**Problem to solve:** Here are some records; return them all exactly.

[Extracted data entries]

★ ★ ★ ★ ★ ★ ★

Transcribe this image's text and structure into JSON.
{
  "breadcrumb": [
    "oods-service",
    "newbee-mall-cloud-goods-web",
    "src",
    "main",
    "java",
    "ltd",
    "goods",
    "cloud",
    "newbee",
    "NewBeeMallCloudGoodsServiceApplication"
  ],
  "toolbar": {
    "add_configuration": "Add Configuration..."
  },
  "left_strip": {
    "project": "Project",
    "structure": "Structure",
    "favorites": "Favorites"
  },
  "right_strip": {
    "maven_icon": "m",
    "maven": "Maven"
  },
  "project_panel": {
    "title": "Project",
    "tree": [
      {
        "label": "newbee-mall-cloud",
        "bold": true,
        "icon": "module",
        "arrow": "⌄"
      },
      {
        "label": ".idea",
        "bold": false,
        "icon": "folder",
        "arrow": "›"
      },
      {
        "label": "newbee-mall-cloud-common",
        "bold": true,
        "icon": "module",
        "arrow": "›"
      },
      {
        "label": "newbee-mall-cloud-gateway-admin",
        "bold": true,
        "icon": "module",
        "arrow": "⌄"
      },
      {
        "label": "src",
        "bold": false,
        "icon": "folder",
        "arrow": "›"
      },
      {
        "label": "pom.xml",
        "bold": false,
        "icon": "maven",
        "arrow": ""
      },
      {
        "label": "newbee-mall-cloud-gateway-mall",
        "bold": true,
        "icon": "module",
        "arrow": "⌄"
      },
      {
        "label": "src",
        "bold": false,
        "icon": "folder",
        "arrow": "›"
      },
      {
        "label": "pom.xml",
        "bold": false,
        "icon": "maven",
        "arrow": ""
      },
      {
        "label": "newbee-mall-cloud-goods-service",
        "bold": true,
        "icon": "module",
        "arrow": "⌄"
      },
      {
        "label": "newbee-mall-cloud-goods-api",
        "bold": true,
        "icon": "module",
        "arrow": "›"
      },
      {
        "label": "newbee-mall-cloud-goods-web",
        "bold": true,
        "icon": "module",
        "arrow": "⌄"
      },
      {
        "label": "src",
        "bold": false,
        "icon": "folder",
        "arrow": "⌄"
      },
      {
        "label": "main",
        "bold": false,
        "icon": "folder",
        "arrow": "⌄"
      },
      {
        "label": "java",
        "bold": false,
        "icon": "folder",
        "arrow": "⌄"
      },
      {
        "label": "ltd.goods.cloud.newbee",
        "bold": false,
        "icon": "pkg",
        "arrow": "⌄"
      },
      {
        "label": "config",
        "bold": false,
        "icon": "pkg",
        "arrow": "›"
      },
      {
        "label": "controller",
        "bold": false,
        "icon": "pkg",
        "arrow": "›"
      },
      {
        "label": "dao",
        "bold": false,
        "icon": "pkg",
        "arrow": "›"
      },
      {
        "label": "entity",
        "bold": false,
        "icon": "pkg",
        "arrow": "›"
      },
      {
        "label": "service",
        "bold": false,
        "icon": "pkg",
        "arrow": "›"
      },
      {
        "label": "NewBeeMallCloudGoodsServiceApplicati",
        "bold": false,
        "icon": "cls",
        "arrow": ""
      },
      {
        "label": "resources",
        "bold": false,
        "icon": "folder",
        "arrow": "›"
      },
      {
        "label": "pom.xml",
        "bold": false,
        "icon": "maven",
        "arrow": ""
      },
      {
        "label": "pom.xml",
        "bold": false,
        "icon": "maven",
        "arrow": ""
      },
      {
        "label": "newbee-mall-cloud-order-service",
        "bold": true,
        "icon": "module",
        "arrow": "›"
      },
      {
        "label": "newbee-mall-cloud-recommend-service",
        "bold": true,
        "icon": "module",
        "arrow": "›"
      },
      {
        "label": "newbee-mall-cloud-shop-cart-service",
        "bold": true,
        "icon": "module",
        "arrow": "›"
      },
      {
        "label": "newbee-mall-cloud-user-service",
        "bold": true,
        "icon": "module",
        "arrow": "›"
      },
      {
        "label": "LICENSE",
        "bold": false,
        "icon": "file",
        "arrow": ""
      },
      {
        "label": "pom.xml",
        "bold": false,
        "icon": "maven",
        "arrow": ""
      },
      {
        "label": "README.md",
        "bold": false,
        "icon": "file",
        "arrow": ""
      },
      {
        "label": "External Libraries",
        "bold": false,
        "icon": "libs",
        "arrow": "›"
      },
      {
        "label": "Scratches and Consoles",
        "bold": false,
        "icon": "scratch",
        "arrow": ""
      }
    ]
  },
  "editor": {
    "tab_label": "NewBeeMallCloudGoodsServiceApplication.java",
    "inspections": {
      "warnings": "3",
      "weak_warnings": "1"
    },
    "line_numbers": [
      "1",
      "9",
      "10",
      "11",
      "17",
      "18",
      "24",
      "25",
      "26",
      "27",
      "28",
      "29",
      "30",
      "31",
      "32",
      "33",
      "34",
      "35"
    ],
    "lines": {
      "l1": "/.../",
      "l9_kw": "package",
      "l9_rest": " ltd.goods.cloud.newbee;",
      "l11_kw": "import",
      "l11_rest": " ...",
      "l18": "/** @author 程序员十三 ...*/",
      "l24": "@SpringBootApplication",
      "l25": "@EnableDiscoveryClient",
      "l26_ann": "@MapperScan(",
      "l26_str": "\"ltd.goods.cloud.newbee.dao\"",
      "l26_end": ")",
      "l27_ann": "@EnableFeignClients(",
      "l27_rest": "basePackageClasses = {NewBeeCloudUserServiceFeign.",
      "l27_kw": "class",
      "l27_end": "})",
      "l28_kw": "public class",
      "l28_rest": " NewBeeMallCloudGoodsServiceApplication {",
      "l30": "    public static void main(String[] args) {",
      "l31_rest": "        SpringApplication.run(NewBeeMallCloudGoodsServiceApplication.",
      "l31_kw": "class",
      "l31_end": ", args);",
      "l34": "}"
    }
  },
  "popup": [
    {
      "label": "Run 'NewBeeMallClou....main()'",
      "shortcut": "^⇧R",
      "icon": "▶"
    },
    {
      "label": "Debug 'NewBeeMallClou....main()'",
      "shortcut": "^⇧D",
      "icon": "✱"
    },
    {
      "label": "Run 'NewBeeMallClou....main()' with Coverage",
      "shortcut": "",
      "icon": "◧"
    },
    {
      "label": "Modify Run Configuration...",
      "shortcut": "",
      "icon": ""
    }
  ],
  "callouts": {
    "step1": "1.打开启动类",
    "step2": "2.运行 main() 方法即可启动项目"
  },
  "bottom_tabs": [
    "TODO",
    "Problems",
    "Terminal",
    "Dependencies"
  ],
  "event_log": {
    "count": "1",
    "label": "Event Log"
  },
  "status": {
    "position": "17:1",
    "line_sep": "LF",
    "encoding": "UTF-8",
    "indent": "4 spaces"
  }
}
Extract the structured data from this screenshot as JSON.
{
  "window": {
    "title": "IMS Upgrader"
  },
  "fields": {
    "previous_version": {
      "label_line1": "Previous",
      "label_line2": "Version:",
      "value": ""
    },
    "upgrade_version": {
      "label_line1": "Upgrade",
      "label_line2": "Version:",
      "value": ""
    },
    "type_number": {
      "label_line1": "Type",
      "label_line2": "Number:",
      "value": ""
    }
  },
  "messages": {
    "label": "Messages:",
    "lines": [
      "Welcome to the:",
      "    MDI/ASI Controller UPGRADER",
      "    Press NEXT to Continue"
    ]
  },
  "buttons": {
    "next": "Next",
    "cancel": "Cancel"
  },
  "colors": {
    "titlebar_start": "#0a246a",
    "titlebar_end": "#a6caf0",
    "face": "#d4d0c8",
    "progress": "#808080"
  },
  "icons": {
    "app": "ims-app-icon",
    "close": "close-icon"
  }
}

★ ★ ★ ★ ★ ★ ★

**Answer in full:**
Transcribe this image's text and structure into JSON.
{
  "breadcrumb": [
    "oods-service",
    "newbee-mall-cloud-goods-web",
    "src",
    "main",
    "java",
    "ltd",
    "goods",
    "cloud",
    "newbee",
    "NewBeeMallCloudGoodsServiceApplication"
  ],
  "toolbar": {
    "add_configuration": "Add Configuration..."
  },
  "left_strip": {
    "project": "Project",
    "structure": "Structure",
    "favorites": "Favorites"
  },
  "right_strip": {
    "maven_icon": "m",
    "maven": "Maven"
  },
  "project_panel": {
    "title": "Project",
    "tree": [
      {
        "label": "newbee-mall-cloud",
        "bold": true,
        "icon": "module",
        "arrow": "⌄"
      },
      {
        "label": ".idea",
        "bold": false,
        "icon": "folder",
        "arrow": "›"
      },
      {
        "label": "newbee-mall-cloud-common",
        "bold": true,
        "icon": "module",
        "arrow": "›"
      },
      {
        "label": "newbee-mall-cloud-gateway-admin",
        "bold": true,
        "icon": "module",
        "arrow": "⌄"
      },
      {
        "label": "src",
        "bold": false,
        "icon": "folder",
        "arrow": "›"
      },
      {
        "label": "pom.xml",
        "bold": false,
        "icon": "maven",
        "arrow": ""
      },
      {
        "label": "newbee-mall-cloud-gateway-mall",
        "bold": true,
        "icon": "module",
        "arrow": "⌄"
      },
      {
        "label": "src",
        "bold": false,
        "icon": "folder",
        "arrow": "›"
      },
      {
        "label": "pom.xml",
        "bold": false,
        "icon": "maven",
        "arrow": ""
      },
      {
        "label": "newbee-mall-cloud-goods-service",
        "bold": true,
        "icon": "module",
        "arrow": "⌄"
      },
      {
        "label": "newbee-mall-cloud-goods-api",
        "bold": true,
        "icon": "module",
        "arrow": "›"
      },
      {
        "label": "newbee-mall-cloud-goods-web",
        "bold": true,
        "icon": "module",
        "arrow": "⌄"
      },
      {
        "label": "src",
        "bold": false,
        "icon": "folder",
        "arrow": "⌄"
      },
      {
        "label": "main",
        "bold": false,
        "icon": "folder",
        "arrow": "⌄"
      },
      {
        "label": "java",
        "bold": false,
        "icon": "folder",
        "arrow": "⌄"
      },
      {
        "label": "ltd.goods.cloud.newbee",
        "bold": false,
        "icon": "pkg",
        "arrow": "⌄"
      },
      {
        "label": "config",
        "bold": false,
        "icon": "pkg",
        "arrow": "›"
      },
      {
        "label": "controller",
        "bold": false,
        "icon": "pkg",
        "arrow": "›"
      },
      {
        "label": "dao",
        "bold": false,
        "icon": "pkg",
        "arrow": "›"
      },
      {
        "label": "entity",
        "bold": false,
        "icon": "pkg",
        "arrow": "›"
      },
      {
        "label": "service",
        "bold": false,
        "icon": "pkg",
        "arrow": "›"
      },
      {
        "label": "NewBeeMallCloudGoodsServiceApplicati",
        "bold": false,
        "icon": "cls",
        "arrow": ""
      },
      {
        "label": "resources",
        "bold": false,
        "icon": "folder",
        "arrow": "›"
      },
      {
        "label": "pom.xml",
        "bold": false,
        "icon": "maven",
        "arrow": ""
      },
      {
        "label": "pom.xml",
        "bold": false,
        "icon": "maven",
        "arrow": ""
      },
      {
        "label": "newbee-mall-cloud-order-service",
        "bold": true,
        "icon": "module",
        "arrow": "›"
      },
      {
        "label": "newbee-mall-cloud-recommend-service",
        "bold": true,
        "icon": "module",
        "arrow": "›"
      },
      {
        "label": "newbee-mall-cloud-shop-cart-service",
        "bold": true,
        "icon": "module",
        "arrow": "›"
      },
      {
        "label": "newbee-mall-cloud-user-service",
        "bold": true,
        "icon": "module",
        "arrow": "›"
      },
      {
        "label": "LICENSE",
        "bold": false,
        "icon": "file",
        "arrow": ""
      },
      {
        "label": "pom.xml",
        "bold": false,
        "icon": "maven",
        "arrow": ""
      },
      {
        "label": "README.md",
        "bold": false,
        "icon": "file",
        "arrow": ""
      },
      {
        "label": "External Libraries",
        "bold": false,
        "icon": "libs",
        "arrow": "›"
      },
      {
        "label": "Scratches and Consoles",
        "bold": false,
        "icon": "scratch",
        "arrow": ""
      }
    ]
  },
  "editor": {
    "tab_label": "NewBeeMallCloudGoodsServiceApplication.java",
    "inspections": {
      "warnings": "3",
      "weak_warnings": "1"
    },
    "line_numbers": [
      "1",
      "9",
      "10",
      "11",
      "17",
      "18",
      "24",
      "25",
      "26",
      "27",
      "28",
      "29",
      "30",
      "31",
      "32",
      "33",
      "34",
      "35"
    ],
    "lines": {
      "l1": "/.../",
      "l9_kw": "package",
      "l9_rest": " ltd.goods.cloud.newbee;",
      "l11_kw": "import",
      "l11_rest": " ...",
      "l18": "/** @author 程序员十三 ...*/",
      "l24": "@SpringBootApplication",
      "l25": "@EnableDiscoveryClient",
      "l26_ann": "@MapperScan(",
      "l26_str": "\"ltd.goods.cloud.newbee.dao\"",
      "l26_end": ")",
      "l27_ann": "@EnableFeignClients(",
      "l27_rest": "basePackageClasses = {NewBeeCloudUserServiceFeign.",
      "l27_kw": "class",
      "l27_end": "})",
      "l28_kw": "public class",
      "l28_rest": " NewBeeMallCloudGoodsServiceApplication {",
      "l30": "    public static void main(String[] args) {",
      "l31_rest": "        SpringApplication.run(NewBeeMallCloudGoodsServiceApplication.",
      "l31_kw": "class",
      "l31_end": ", args);",
      "l34": "}"
    }
  },
  "popup": [
    {
      "label": "Run 'NewBeeMallClou....main()'",
      "shortcut": "^⇧R",
      "icon": "▶"
    },
    {
      "label": "Debug 'NewBeeMallClou....main()'",
      "shortcut": "^⇧D",
      "icon": "✱"
    },
    {
      "label": "Run 'NewBeeMallClou....main()' with Coverage",
      "shortcut": "",
      "icon": "◧"
    },
    {
      "label": "Modify Run Configuration...",
      "shortcut": "",
      "icon": ""
    }
  ],
  "callouts": {
    "step1": "1.打开启动类",
    "step2": "2.运行 main() 方法即可启动项目"
  },
  "bottom_tabs": [
    "TODO",
    "Problems",
    "Terminal",
    "Dependencies"
  ],
  "event_log": {
    "count": "1",
    "label": "Event Log"
  },
  "status": {
    "position": "17:1",
    "line_sep": "LF",
    "encoding": "UTF-8",
    "indent": "4 spaces"
  }
}
Extract the structured data from this screenshot as JSON.
{
  "window": {
    "title": "IMS Upgrader"
  },
  "fields": {
    "previous_version": {
      "label_line1": "Previous",
      "label_line2": "Version:",
      "value": ""
    },
    "upgrade_version": {
      "label_line1": "Upgrade",
      "label_line2": "Version:",
      "value": ""
    },
    "type_number": {
      "label_line1": "Type",
      "label_line2": "Number:",
      "value": ""
    }
  },
  "messages": {
    "label": "Messages:",
    "lines": [
      "Welcome to the:",
      "    MDI/ASI Controller UPGRADER",
      "    Press NEXT to Continue"
    ]
  },
  "buttons": {
    "next": "Next",
    "cancel": "Cancel"
  },
  "colors": {
    "titlebar_start": "#0a246a",
    "titlebar_end": "#a6caf0",
    "face": "#d4d0c8",
    "progress": "#808080"
  },
  "icons": {
    "app": "ims-app-icon",
    "close": "close-icon"
  }
}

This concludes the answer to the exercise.